*Material for this task*
==*==

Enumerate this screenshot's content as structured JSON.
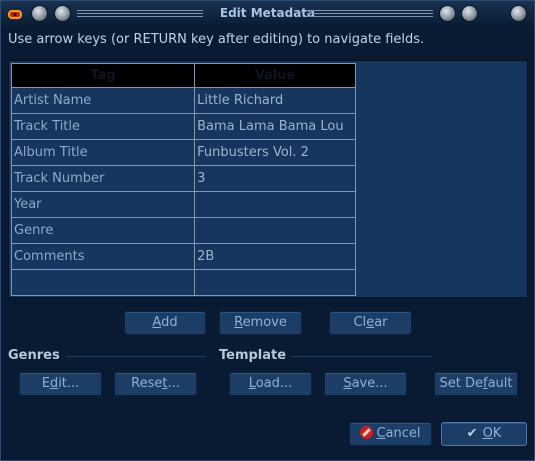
{
  "window": {
    "title": "Edit Metadata"
  },
  "instructions": "Use arrow keys (or RETURN key after editing) to navigate fields.",
  "table": {
    "headers": {
      "tag": "Tag",
      "value": "Value"
    },
    "rows": [
      {
        "tag": "Artist Name",
        "value": "Little Richard"
      },
      {
        "tag": "Track Title",
        "value": "Bama Lama Bama Lou"
      },
      {
        "tag": "Album Title",
        "value": "Funbusters Vol. 2"
      },
      {
        "tag": "Track Number",
        "value": "3"
      },
      {
        "tag": "Year",
        "value": ""
      },
      {
        "tag": "Genre",
        "value": ""
      },
      {
        "tag": "Comments",
        "value": "2B"
      },
      {
        "tag": "",
        "value": ""
      }
    ]
  },
  "buttons": {
    "add": {
      "pre": "",
      "accel": "A",
      "post": "dd"
    },
    "remove": {
      "pre": "",
      "accel": "R",
      "post": "emove"
    },
    "clear": {
      "pre": "Cl",
      "accel": "e",
      "post": "ar"
    },
    "genres_edit": {
      "pre": "E",
      "accel": "d",
      "post": "it..."
    },
    "genres_reset": {
      "pre": "Rese",
      "accel": "t",
      "post": "..."
    },
    "template_load": {
      "pre": "",
      "accel": "L",
      "post": "oad..."
    },
    "template_save": {
      "pre": "",
      "accel": "S",
      "post": "ave..."
    },
    "set_default": {
      "pre": "Set De",
      "accel": "f",
      "post": "ault"
    },
    "cancel": {
      "pre": "",
      "accel": "C",
      "post": "ancel"
    },
    "ok": {
      "pre": "",
      "accel": "O",
      "post": "K"
    }
  },
  "sections": {
    "genres": "Genres",
    "template": "Template"
  },
  "icons": {
    "app": "audacity-icon",
    "cancel": "cancel-icon",
    "ok": "checkmark-icon"
  }
}
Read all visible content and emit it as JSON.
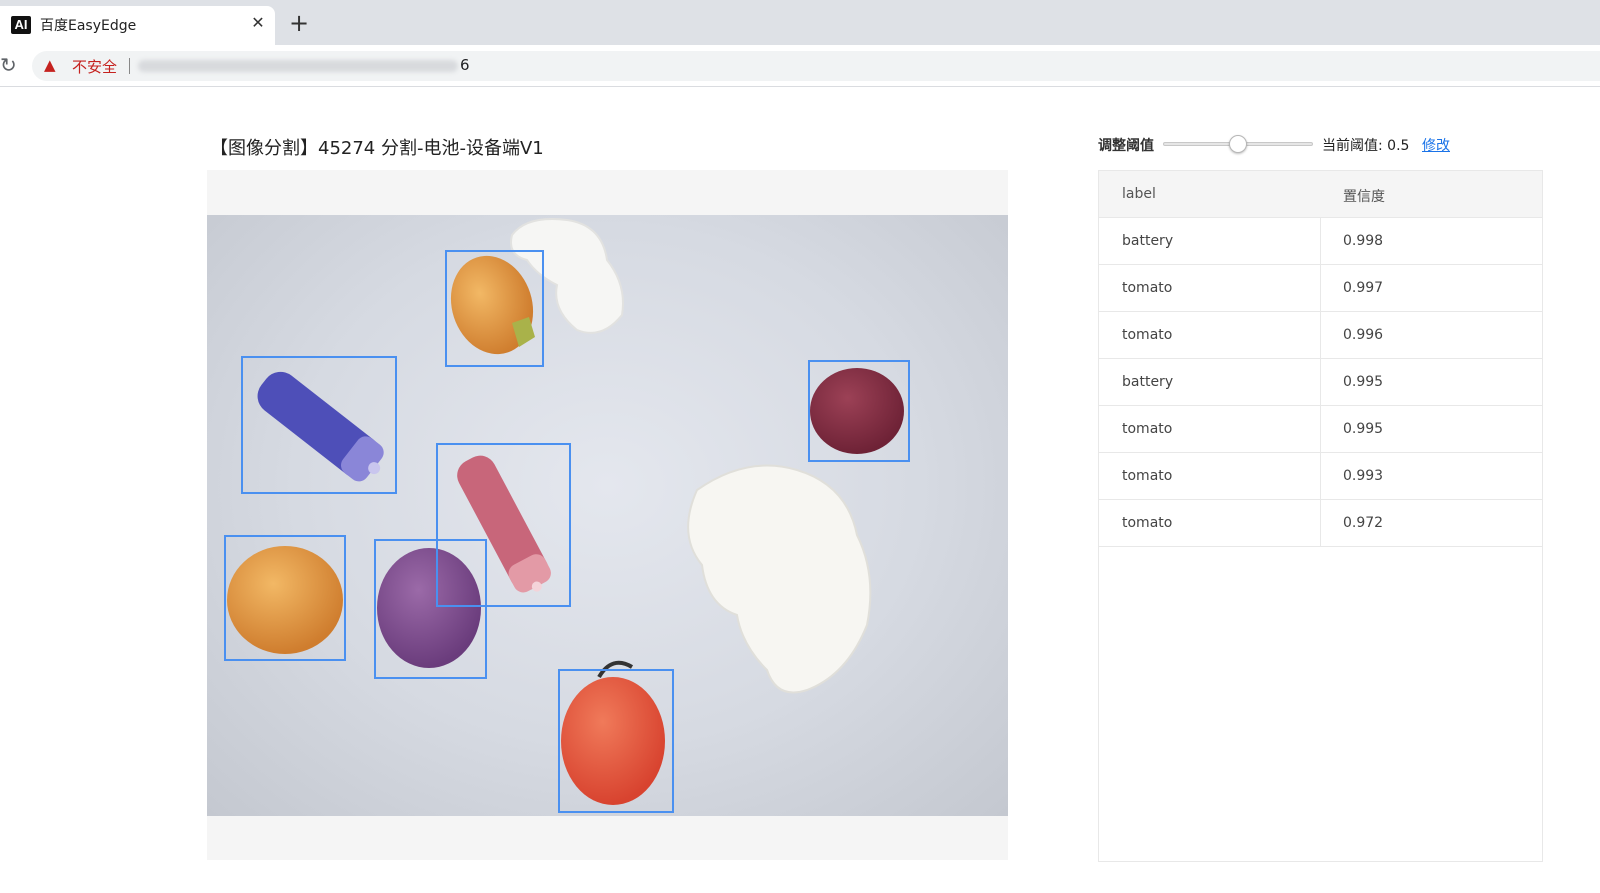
{
  "browser": {
    "tab_title": "百度EasyEdge",
    "favicon_text": "AI",
    "close_glyph": "✕",
    "new_tab_glyph": "+",
    "reload_glyph": "↻",
    "warning_glyph": "▲",
    "security_text": "不安全",
    "url_tail": "6"
  },
  "page": {
    "title": "【图像分割】45274  分割-电池-设备端V1"
  },
  "threshold": {
    "label": "调整阈值",
    "value": 0.5,
    "current_text": "当前阈值: 0.5",
    "edit_label": "修改"
  },
  "table": {
    "headers": [
      "label",
      "置信度"
    ],
    "rows": [
      {
        "label": "battery",
        "confidence": "0.998"
      },
      {
        "label": "tomato",
        "confidence": "0.997"
      },
      {
        "label": "tomato",
        "confidence": "0.996"
      },
      {
        "label": "battery",
        "confidence": "0.995"
      },
      {
        "label": "tomato",
        "confidence": "0.995"
      },
      {
        "label": "tomato",
        "confidence": "0.993"
      },
      {
        "label": "tomato",
        "confidence": "0.972"
      }
    ]
  },
  "colors": {
    "box": "#4a90f0",
    "link": "#1a73e8",
    "warning": "#c5221f"
  },
  "icons": [
    "reload-icon",
    "warning-icon",
    "close-icon",
    "plus-icon"
  ]
}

==*==

*What is being asked*
In the lines above, find each one with "value" and list it.

*Written reply*
      "value": "Value"
        "value": "Little Richard"
        "value": "Bama Lama Bama Lou"
        "value": "Funbusters Vol. 2"
        "value": "3"
        "value": ""
        "value": ""
        "value": "2B"
        "value": ""
    "value": 0.5,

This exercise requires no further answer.